--- Record extracts ---

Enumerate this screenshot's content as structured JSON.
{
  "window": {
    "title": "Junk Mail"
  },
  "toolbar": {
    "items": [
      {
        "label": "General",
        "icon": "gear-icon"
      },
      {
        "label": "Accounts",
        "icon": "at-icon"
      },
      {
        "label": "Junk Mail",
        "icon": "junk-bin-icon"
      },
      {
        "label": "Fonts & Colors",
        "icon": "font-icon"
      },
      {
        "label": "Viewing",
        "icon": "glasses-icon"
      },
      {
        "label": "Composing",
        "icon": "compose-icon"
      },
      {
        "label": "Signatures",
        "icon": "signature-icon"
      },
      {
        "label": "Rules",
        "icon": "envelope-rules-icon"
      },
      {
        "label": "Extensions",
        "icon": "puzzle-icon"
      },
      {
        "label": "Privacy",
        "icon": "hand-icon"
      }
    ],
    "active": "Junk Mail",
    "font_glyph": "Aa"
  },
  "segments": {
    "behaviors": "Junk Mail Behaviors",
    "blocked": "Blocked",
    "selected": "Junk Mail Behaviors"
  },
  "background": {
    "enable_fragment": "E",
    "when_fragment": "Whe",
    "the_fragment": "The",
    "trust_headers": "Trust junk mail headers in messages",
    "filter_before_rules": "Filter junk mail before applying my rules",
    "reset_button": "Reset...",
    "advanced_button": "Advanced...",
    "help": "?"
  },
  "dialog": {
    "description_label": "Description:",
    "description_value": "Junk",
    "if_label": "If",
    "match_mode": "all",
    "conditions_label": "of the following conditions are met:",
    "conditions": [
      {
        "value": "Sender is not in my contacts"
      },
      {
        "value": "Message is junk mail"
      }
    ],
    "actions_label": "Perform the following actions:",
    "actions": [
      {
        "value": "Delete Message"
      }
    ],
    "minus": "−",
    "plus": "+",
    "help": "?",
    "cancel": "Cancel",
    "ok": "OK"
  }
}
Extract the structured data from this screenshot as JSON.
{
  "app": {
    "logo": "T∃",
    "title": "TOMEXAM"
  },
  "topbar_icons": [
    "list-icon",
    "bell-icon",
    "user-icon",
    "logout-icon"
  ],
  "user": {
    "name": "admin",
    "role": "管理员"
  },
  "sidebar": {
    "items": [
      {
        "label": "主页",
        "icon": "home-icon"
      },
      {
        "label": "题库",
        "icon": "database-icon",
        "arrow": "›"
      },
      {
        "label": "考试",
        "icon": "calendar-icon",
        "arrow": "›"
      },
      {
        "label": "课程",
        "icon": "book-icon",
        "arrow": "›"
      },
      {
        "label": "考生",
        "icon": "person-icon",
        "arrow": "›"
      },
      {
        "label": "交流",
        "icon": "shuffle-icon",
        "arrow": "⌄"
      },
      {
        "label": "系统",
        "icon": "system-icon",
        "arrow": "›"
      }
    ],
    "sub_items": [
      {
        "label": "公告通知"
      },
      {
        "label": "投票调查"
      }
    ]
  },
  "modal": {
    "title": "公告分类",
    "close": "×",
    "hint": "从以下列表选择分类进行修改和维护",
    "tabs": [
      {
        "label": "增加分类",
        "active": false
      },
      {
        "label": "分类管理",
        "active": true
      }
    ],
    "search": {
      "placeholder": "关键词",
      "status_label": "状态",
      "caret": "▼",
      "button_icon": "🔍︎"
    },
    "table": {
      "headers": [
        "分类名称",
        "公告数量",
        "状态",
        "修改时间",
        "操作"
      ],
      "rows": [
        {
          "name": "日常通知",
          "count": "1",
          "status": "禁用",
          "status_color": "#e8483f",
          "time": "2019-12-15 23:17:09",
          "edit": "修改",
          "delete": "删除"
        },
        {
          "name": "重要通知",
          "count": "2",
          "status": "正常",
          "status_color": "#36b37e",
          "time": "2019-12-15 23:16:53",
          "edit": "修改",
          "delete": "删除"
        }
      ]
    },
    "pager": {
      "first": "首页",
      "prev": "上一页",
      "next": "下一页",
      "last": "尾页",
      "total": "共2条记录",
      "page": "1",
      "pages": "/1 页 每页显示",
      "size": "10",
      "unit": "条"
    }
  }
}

---
--- Record extracts ---

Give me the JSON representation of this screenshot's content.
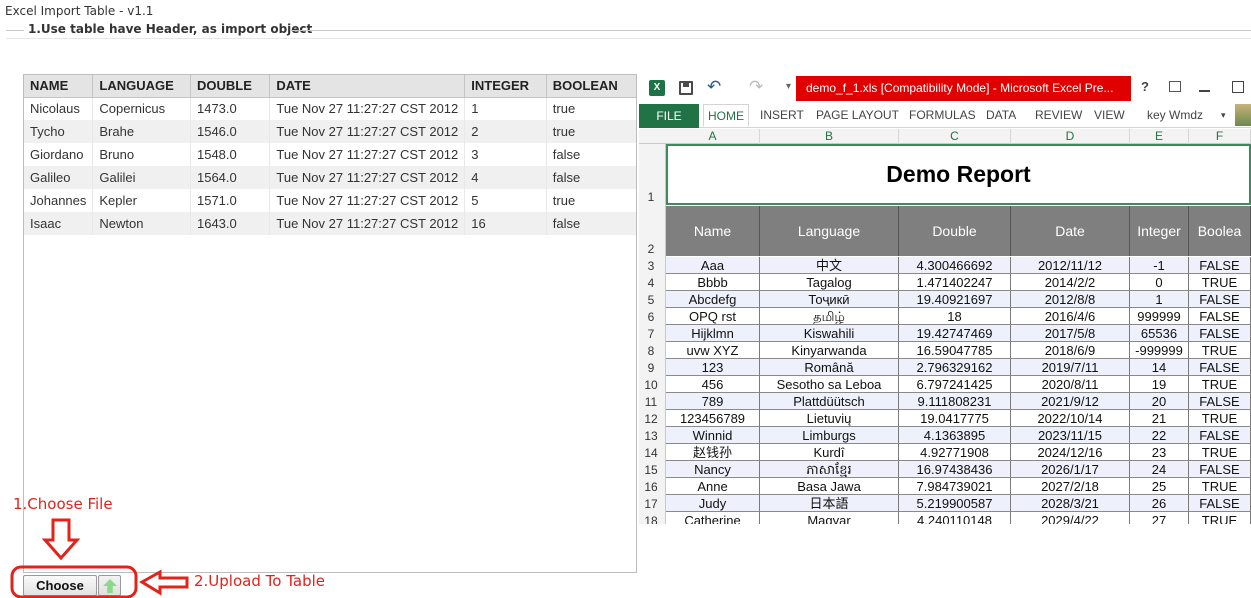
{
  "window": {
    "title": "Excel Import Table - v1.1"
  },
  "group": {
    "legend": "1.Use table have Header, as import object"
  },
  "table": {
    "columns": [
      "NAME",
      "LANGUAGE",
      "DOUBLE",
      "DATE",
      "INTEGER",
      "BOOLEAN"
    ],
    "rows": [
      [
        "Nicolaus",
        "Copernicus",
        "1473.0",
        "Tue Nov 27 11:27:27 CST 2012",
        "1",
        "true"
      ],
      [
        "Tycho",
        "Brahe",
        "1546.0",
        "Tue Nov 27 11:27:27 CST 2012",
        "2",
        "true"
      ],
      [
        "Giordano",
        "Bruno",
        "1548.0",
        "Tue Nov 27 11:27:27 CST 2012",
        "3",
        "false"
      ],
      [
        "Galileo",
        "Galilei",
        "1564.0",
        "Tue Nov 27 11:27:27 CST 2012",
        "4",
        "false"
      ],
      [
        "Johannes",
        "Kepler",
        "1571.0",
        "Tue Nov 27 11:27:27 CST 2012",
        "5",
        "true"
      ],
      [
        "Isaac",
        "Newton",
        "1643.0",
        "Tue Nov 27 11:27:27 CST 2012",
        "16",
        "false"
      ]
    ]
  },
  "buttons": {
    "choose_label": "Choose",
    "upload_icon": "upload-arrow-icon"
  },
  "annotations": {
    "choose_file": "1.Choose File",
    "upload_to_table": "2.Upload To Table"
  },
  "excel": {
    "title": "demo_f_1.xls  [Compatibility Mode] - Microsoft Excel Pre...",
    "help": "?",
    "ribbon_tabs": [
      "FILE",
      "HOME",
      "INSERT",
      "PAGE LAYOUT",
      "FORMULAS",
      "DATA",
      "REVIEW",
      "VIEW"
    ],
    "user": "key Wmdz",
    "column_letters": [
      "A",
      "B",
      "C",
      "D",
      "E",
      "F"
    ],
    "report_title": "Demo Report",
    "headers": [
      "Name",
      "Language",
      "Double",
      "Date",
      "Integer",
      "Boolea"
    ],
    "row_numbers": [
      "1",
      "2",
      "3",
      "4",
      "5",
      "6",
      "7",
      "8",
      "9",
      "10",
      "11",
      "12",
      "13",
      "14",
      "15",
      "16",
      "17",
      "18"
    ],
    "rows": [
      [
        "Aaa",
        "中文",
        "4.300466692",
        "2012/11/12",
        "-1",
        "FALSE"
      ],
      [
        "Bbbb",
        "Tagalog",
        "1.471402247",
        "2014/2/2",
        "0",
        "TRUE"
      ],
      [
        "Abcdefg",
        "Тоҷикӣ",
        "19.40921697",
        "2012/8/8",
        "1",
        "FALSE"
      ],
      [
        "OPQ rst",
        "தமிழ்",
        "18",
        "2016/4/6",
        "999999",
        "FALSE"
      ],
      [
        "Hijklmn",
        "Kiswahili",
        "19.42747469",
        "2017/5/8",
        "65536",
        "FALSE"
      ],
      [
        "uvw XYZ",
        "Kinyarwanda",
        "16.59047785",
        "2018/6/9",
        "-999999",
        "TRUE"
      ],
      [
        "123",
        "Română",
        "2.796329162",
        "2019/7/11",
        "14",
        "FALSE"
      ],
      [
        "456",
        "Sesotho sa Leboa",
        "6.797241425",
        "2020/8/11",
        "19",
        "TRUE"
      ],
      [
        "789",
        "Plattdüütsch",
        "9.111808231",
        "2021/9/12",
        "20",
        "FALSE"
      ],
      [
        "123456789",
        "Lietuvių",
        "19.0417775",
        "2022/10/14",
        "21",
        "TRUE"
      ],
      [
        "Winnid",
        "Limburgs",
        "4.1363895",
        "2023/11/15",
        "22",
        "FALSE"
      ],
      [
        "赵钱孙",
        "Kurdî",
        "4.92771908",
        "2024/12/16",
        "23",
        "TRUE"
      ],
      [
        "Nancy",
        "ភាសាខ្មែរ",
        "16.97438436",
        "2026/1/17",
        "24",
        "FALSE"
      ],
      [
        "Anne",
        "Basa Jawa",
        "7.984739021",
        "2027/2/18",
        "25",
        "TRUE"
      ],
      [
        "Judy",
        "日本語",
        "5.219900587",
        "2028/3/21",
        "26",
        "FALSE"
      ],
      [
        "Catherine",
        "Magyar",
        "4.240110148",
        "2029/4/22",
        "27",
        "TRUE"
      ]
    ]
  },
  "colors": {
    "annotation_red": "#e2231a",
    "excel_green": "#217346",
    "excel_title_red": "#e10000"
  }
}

---

Take every line containing the word "content" and copy it.

Written solution
Enumerate this screenshot's content as structured JSON.
Give me the JSON representation of this screenshot's content.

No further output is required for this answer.